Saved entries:
################

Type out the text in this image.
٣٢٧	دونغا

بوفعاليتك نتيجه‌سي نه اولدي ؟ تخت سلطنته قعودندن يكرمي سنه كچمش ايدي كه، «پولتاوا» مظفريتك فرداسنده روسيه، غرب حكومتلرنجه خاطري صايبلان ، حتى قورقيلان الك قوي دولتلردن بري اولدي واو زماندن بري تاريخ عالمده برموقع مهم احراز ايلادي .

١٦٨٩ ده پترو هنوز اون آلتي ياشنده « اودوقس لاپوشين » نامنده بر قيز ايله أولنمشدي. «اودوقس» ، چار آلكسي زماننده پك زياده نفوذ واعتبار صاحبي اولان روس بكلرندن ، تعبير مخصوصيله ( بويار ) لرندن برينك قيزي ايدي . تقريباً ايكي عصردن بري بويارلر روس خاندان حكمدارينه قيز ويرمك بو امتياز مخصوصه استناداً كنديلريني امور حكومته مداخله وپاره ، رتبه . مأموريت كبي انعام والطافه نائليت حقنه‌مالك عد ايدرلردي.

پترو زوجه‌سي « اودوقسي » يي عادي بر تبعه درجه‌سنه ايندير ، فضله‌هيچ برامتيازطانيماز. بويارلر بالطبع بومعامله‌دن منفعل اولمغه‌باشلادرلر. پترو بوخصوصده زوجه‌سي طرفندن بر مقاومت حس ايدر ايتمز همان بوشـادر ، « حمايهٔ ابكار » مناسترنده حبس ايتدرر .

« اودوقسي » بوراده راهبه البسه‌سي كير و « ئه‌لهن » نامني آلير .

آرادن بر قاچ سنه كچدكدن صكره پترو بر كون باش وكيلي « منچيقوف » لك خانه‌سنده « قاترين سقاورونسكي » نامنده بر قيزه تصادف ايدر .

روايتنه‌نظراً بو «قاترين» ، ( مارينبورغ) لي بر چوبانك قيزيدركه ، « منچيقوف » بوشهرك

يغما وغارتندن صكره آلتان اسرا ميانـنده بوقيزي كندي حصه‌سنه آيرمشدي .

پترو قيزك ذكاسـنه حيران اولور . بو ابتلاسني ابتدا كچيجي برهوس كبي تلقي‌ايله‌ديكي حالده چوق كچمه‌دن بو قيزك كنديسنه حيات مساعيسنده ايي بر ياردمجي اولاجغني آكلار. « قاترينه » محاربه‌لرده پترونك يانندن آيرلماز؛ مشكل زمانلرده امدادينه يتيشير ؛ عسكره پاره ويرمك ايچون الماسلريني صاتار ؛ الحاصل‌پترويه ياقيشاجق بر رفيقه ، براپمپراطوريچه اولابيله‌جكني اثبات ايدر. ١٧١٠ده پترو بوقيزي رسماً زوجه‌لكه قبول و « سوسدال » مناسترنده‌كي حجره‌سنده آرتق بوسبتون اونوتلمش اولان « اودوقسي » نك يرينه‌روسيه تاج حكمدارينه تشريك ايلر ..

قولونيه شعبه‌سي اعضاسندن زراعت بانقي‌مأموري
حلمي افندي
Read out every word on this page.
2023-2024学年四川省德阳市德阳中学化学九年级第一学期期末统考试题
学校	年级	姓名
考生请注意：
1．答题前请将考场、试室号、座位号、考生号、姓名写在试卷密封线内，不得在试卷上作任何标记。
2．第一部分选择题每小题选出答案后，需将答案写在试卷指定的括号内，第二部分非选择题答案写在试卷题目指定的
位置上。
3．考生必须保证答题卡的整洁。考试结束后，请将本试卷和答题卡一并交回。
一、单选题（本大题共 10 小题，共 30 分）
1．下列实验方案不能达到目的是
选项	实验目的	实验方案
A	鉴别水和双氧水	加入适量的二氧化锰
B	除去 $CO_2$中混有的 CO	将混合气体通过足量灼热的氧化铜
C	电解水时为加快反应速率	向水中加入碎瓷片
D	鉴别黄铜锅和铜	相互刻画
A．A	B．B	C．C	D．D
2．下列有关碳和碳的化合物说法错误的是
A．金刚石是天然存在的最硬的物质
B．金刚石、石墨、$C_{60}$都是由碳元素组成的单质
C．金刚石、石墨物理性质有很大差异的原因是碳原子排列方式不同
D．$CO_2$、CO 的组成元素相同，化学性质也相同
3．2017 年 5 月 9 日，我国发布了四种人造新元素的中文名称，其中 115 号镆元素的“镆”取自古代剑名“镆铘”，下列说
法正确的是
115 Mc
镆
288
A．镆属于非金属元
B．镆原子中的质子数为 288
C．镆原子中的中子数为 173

################

● TASK PROMPT: Using the listing above, retype each line exactly.

● FULL ANSWER:
Type out the text in this image.
٣٢٧	دونغا

بوفعاليتك نتيجه‌سي نه اولدي ؟ تخت سلطنته قعودندن يكرمي سنه كچمش ايدي كه، «پولتاوا» مظفريتك فرداسنده روسيه، غرب حكومتلرنجه خاطري صايبلان ، حتى قورقيلان الك قوي دولتلردن بري اولدي واو زماندن بري تاريخ عالمده برموقع مهم احراز ايلادي .

١٦٨٩ ده پترو هنوز اون آلتي ياشنده « اودوقس لاپوشين » نامنده بر قيز ايله أولنمشدي. «اودوقس» ، چار آلكسي زماننده پك زياده نفوذ واعتبار صاحبي اولان روس بكلرندن ، تعبير مخصوصيله ( بويار ) لرندن برينك قيزي ايدي . تقريباً ايكي عصردن بري بويارلر روس خاندان حكمدارينه قيز ويرمك بو امتياز مخصوصه استناداً كنديلريني امور حكومته مداخله وپاره ، رتبه . مأموريت كبي انعام والطافه نائليت حقنه‌مالك عد ايدرلردي.

پترو زوجه‌سي « اودوقسي » يي عادي بر تبعه درجه‌سنه ايندير ، فضله‌هيچ برامتيازطانيماز. بويارلر بالطبع بومعامله‌دن منفعل اولمغه‌باشلادرلر. پترو بوخصوصده زوجه‌سي طرفندن بر مقاومت حس ايدر ايتمز همان بوشـادر ، « حمايهٔ ابكار » مناسترنده حبس ايتدرر .

« اودوقسي » بوراده راهبه البسه‌سي كير و « ئه‌لهن » نامني آلير .

آرادن بر قاچ سنه كچدكدن صكره پترو بر كون باش وكيلي « منچيقوف » لك خانه‌سنده « قاترين سقاورونسكي » نامنده بر قيزه تصادف ايدر .

روايتنه‌نظراً بو «قاترين» ، ( مارينبورغ) لي بر چوبانك قيزيدركه ، « منچيقوف » بوشهرك

يغما وغارتندن صكره آلتان اسرا ميانـنده بوقيزي كندي حصه‌سنه آيرمشدي .

پترو قيزك ذكاسـنه حيران اولور . بو ابتلاسني ابتدا كچيجي برهوس كبي تلقي‌ايله‌ديكي حالده چوق كچمه‌دن بو قيزك كنديسنه حيات مساعيسنده ايي بر ياردمجي اولاجغني آكلار. « قاترينه » محاربه‌لرده پترونك يانندن آيرلماز؛ مشكل زمانلرده امدادينه يتيشير ؛ عسكره پاره ويرمك ايچون الماسلريني صاتار ؛ الحاصل‌پترويه ياقيشاجق بر رفيقه ، براپمپراطوريچه اولابيله‌جكني اثبات ايدر. ١٧١٠ده پترو بوقيزي رسماً زوجه‌لكه قبول و « سوسدال » مناسترنده‌كي حجره‌سنده آرتق بوسبتون اونوتلمش اولان « اودوقسي » نك يرينه‌روسيه تاج حكمدارينه تشريك ايلر ..

قولونيه شعبه‌سي اعضاسندن زراعت بانقي‌مأموري
حلمي افندي
Read out every word on this page.
2023-2024学年四川省德阳市德阳中学化学九年级第一学期期末统考试题
学校	年级	姓名
考生请注意：
1．答题前请将考场、试室号、座位号、考生号、姓名写在试卷密封线内，不得在试卷上作任何标记。
2．第一部分选择题每小题选出答案后，需将答案写在试卷指定的括号内，第二部分非选择题答案写在试卷题目指定的
位置上。
3．考生必须保证答题卡的整洁。考试结束后，请将本试卷和答题卡一并交回。
一、单选题（本大题共 10 小题，共 30 分）
1．下列实验方案不能达到目的是
选项	实验目的	实验方案
A	鉴别水和双氧水	加入适量的二氧化锰
B	除去 $CO_2$中混有的 CO	将混合气体通过足量灼热的氧化铜
C	电解水时为加快反应速率	向水中加入碎瓷片
D	鉴别黄铜锅和铜	相互刻画
A．A	B．B	C．C	D．D
2．下列有关碳和碳的化合物说法错误的是
A．金刚石是天然存在的最硬的物质
B．金刚石、石墨、$C_{60}$都是由碳元素组成的单质
C．金刚石、石墨物理性质有很大差异的原因是碳原子排列方式不同
D．$CO_2$、CO 的组成元素相同，化学性质也相同
3．2017 年 5 月 9 日，我国发布了四种人造新元素的中文名称，其中 115 号镆元素的“镆”取自古代剑名“镆铘”，下列说
法正确的是
115 Mc
镆
288
A．镆属于非金属元
B．镆原子中的质子数为 288
C．镆原子中的中子数为 173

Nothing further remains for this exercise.